== GOAL OF THE EXERCISE ==
Restate all of the data below word for word.

== Document transcription data ==
══════════
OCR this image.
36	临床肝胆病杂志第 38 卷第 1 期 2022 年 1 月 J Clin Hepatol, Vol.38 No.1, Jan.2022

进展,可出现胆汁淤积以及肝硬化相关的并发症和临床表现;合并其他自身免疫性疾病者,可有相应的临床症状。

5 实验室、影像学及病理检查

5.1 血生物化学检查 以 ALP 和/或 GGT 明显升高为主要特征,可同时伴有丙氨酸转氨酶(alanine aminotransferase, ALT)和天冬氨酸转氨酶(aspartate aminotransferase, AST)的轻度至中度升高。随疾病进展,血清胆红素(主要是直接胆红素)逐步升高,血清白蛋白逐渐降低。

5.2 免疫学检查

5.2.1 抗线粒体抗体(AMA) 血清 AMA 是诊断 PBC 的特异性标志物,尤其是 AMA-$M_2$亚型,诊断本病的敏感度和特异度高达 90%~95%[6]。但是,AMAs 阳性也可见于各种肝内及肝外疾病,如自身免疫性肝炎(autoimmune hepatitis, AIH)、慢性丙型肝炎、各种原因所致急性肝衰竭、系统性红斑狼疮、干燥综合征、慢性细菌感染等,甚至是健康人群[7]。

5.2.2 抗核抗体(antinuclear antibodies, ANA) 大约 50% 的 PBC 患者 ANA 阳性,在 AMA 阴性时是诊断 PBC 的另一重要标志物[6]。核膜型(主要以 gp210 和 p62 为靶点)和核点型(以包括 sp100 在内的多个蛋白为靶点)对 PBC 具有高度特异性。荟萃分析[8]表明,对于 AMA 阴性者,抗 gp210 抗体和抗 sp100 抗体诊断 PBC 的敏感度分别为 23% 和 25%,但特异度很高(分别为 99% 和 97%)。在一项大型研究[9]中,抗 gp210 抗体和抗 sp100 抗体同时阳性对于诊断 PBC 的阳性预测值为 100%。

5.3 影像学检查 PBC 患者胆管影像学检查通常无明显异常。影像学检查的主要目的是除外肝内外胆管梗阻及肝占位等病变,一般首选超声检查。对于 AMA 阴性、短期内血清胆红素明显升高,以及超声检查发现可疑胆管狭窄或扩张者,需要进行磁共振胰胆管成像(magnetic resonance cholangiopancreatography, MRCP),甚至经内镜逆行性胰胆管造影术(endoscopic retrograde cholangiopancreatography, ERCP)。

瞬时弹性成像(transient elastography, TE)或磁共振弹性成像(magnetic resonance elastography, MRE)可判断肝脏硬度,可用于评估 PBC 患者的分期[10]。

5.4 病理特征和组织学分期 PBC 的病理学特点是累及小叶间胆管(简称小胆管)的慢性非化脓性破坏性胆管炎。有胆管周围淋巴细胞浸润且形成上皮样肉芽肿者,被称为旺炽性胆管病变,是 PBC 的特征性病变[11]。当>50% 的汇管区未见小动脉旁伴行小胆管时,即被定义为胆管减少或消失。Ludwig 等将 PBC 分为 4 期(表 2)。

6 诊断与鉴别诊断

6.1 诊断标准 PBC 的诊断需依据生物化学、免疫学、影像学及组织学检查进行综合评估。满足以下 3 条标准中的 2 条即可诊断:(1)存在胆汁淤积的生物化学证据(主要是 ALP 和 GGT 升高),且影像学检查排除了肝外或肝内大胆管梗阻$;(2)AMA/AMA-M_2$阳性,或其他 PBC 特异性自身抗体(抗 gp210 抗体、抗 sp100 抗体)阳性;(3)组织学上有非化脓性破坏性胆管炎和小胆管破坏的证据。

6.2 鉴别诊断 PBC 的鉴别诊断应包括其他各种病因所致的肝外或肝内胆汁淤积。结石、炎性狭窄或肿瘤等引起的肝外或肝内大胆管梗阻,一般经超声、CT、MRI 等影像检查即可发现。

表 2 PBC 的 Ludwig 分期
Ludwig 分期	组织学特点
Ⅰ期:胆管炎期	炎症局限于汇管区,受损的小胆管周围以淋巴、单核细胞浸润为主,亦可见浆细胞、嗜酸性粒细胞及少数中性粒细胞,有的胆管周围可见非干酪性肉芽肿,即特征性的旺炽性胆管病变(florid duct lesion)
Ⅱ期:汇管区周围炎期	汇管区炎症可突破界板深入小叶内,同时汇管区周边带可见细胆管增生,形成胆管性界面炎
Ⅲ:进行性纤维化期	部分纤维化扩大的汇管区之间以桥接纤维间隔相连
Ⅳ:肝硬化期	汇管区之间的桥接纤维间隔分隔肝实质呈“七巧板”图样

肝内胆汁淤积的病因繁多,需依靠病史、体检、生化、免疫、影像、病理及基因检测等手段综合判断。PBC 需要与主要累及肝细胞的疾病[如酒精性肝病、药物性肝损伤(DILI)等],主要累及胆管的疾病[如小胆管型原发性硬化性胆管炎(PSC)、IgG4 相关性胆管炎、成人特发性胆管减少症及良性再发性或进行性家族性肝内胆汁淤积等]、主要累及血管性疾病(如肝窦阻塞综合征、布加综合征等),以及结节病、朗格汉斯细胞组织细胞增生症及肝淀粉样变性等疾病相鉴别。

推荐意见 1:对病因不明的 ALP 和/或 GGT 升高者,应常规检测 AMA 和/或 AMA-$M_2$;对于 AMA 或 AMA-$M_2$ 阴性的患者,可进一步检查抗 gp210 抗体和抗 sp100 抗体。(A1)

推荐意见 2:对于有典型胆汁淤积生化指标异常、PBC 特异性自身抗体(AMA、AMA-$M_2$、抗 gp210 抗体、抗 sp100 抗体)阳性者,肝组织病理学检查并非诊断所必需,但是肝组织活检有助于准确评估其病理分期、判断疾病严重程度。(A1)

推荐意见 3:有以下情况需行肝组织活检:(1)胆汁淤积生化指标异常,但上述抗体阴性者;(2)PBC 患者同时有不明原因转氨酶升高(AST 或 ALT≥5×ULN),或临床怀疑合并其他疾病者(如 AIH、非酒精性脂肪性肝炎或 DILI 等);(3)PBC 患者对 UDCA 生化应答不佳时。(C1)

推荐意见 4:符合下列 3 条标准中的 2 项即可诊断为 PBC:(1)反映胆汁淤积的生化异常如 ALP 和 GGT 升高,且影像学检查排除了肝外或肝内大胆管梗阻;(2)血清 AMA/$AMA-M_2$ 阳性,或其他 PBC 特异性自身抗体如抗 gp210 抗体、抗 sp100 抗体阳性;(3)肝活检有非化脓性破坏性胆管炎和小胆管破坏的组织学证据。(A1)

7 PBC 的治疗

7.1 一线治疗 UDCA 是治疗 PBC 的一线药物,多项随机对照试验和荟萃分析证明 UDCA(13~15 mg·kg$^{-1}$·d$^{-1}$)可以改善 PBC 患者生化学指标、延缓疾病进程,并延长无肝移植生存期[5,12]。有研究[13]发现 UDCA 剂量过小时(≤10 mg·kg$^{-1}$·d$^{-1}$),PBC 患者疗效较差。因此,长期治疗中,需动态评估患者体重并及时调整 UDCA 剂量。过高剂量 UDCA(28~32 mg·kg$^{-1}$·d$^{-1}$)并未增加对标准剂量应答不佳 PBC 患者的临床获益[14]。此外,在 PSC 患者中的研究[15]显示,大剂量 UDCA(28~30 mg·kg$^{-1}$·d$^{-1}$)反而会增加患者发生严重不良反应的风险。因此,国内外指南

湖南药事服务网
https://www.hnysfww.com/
══════════
== SOLUTION ==
OCR this image.
36	临床肝胆病杂志第 38 卷第 1 期 2022 年 1 月 J Clin Hepatol, Vol.38 No.1, Jan.2022

进展,可出现胆汁淤积以及肝硬化相关的并发症和临床表现;合并其他自身免疫性疾病者,可有相应的临床症状。

5 实验室、影像学及病理检查

5.1 血生物化学检查 以 ALP 和/或 GGT 明显升高为主要特征,可同时伴有丙氨酸转氨酶(alanine aminotransferase, ALT)和天冬氨酸转氨酶(aspartate aminotransferase, AST)的轻度至中度升高。随疾病进展,血清胆红素(主要是直接胆红素)逐步升高,血清白蛋白逐渐降低。

5.2 免疫学检查

5.2.1 抗线粒体抗体(AMA) 血清 AMA 是诊断 PBC 的特异性标志物,尤其是 AMA-$M_2$亚型,诊断本病的敏感度和特异度高达 90%~95%[6]。但是,AMAs 阳性也可见于各种肝内及肝外疾病,如自身免疫性肝炎(autoimmune hepatitis, AIH)、慢性丙型肝炎、各种原因所致急性肝衰竭、系统性红斑狼疮、干燥综合征、慢性细菌感染等,甚至是健康人群[7]。

5.2.2 抗核抗体(antinuclear antibodies, ANA) 大约 50% 的 PBC 患者 ANA 阳性,在 AMA 阴性时是诊断 PBC 的另一重要标志物[6]。核膜型(主要以 gp210 和 p62 为靶点)和核点型(以包括 sp100 在内的多个蛋白为靶点)对 PBC 具有高度特异性。荟萃分析[8]表明,对于 AMA 阴性者,抗 gp210 抗体和抗 sp100 抗体诊断 PBC 的敏感度分别为 23% 和 25%,但特异度很高(分别为 99% 和 97%)。在一项大型研究[9]中,抗 gp210 抗体和抗 sp100 抗体同时阳性对于诊断 PBC 的阳性预测值为 100%。

5.3 影像学检查 PBC 患者胆管影像学检查通常无明显异常。影像学检查的主要目的是除外肝内外胆管梗阻及肝占位等病变,一般首选超声检查。对于 AMA 阴性、短期内血清胆红素明显升高,以及超声检查发现可疑胆管狭窄或扩张者,需要进行磁共振胰胆管成像(magnetic resonance cholangiopancreatography, MRCP),甚至经内镜逆行性胰胆管造影术(endoscopic retrograde cholangiopancreatography, ERCP)。

瞬时弹性成像(transient elastography, TE)或磁共振弹性成像(magnetic resonance elastography, MRE)可判断肝脏硬度,可用于评估 PBC 患者的分期[10]。

5.4 病理特征和组织学分期 PBC 的病理学特点是累及小叶间胆管(简称小胆管)的慢性非化脓性破坏性胆管炎。有胆管周围淋巴细胞浸润且形成上皮样肉芽肿者,被称为旺炽性胆管病变,是 PBC 的特征性病变[11]。当>50% 的汇管区未见小动脉旁伴行小胆管时,即被定义为胆管减少或消失。Ludwig 等将 PBC 分为 4 期(表 2)。

6 诊断与鉴别诊断

6.1 诊断标准 PBC 的诊断需依据生物化学、免疫学、影像学及组织学检查进行综合评估。满足以下 3 条标准中的 2 条即可诊断:(1)存在胆汁淤积的生物化学证据(主要是 ALP 和 GGT 升高),且影像学检查排除了肝外或肝内大胆管梗阻$;(2)AMA/AMA-M_2$阳性,或其他 PBC 特异性自身抗体(抗 gp210 抗体、抗 sp100 抗体)阳性;(3)组织学上有非化脓性破坏性胆管炎和小胆管破坏的证据。

6.2 鉴别诊断 PBC 的鉴别诊断应包括其他各种病因所致的肝外或肝内胆汁淤积。结石、炎性狭窄或肿瘤等引起的肝外或肝内大胆管梗阻,一般经超声、CT、MRI 等影像检查即可发现。

表 2 PBC 的 Ludwig 分期
Ludwig 分期	组织学特点
Ⅰ期:胆管炎期	炎症局限于汇管区,受损的小胆管周围以淋巴、单核细胞浸润为主,亦可见浆细胞、嗜酸性粒细胞及少数中性粒细胞,有的胆管周围可见非干酪性肉芽肿,即特征性的旺炽性胆管病变(florid duct lesion)
Ⅱ期:汇管区周围炎期	汇管区炎症可突破界板深入小叶内,同时汇管区周边带可见细胆管增生,形成胆管性界面炎
Ⅲ:进行性纤维化期	部分纤维化扩大的汇管区之间以桥接纤维间隔相连
Ⅳ:肝硬化期	汇管区之间的桥接纤维间隔分隔肝实质呈“七巧板”图样

肝内胆汁淤积的病因繁多,需依靠病史、体检、生化、免疫、影像、病理及基因检测等手段综合判断。PBC 需要与主要累及肝细胞的疾病[如酒精性肝病、药物性肝损伤(DILI)等],主要累及胆管的疾病[如小胆管型原发性硬化性胆管炎(PSC)、IgG4 相关性胆管炎、成人特发性胆管减少症及良性再发性或进行性家族性肝内胆汁淤积等]、主要累及血管性疾病(如肝窦阻塞综合征、布加综合征等),以及结节病、朗格汉斯细胞组织细胞增生症及肝淀粉样变性等疾病相鉴别。

推荐意见 1:对病因不明的 ALP 和/或 GGT 升高者,应常规检测 AMA 和/或 AMA-$M_2$;对于 AMA 或 AMA-$M_2$ 阴性的患者,可进一步检查抗 gp210 抗体和抗 sp100 抗体。(A1)

推荐意见 2:对于有典型胆汁淤积生化指标异常、PBC 特异性自身抗体(AMA、AMA-$M_2$、抗 gp210 抗体、抗 sp100 抗体)阳性者,肝组织病理学检查并非诊断所必需,但是肝组织活检有助于准确评估其病理分期、判断疾病严重程度。(A1)

推荐意见 3:有以下情况需行肝组织活检:(1)胆汁淤积生化指标异常,但上述抗体阴性者;(2)PBC 患者同时有不明原因转氨酶升高(AST 或 ALT≥5×ULN),或临床怀疑合并其他疾病者(如 AIH、非酒精性脂肪性肝炎或 DILI 等);(3)PBC 患者对 UDCA 生化应答不佳时。(C1)

推荐意见 4:符合下列 3 条标准中的 2 项即可诊断为 PBC:(1)反映胆汁淤积的生化异常如 ALP 和 GGT 升高,且影像学检查排除了肝外或肝内大胆管梗阻;(2)血清 AMA/$AMA-M_2$ 阳性,或其他 PBC 特异性自身抗体如抗 gp210 抗体、抗 sp100 抗体阳性;(3)肝活检有非化脓性破坏性胆管炎和小胆管破坏的组织学证据。(A1)

7 PBC 的治疗

7.1 一线治疗 UDCA 是治疗 PBC 的一线药物,多项随机对照试验和荟萃分析证明 UDCA(13~15 mg·kg$^{-1}$·d$^{-1}$)可以改善 PBC 患者生化学指标、延缓疾病进程,并延长无肝移植生存期[5,12]。有研究[13]发现 UDCA 剂量过小时(≤10 mg·kg$^{-1}$·d$^{-1}$),PBC 患者疗效较差。因此,长期治疗中,需动态评估患者体重并及时调整 UDCA 剂量。过高剂量 UDCA(28~32 mg·kg$^{-1}$·d$^{-1}$)并未增加对标准剂量应答不佳 PBC 患者的临床获益[14]。此外,在 PSC 患者中的研究[15]显示,大剂量 UDCA(28~30 mg·kg$^{-1}$·d$^{-1}$)反而会增加患者发生严重不良反应的风险。因此,国内外指南

湖南药事服务网
https://www.hnysfww.com/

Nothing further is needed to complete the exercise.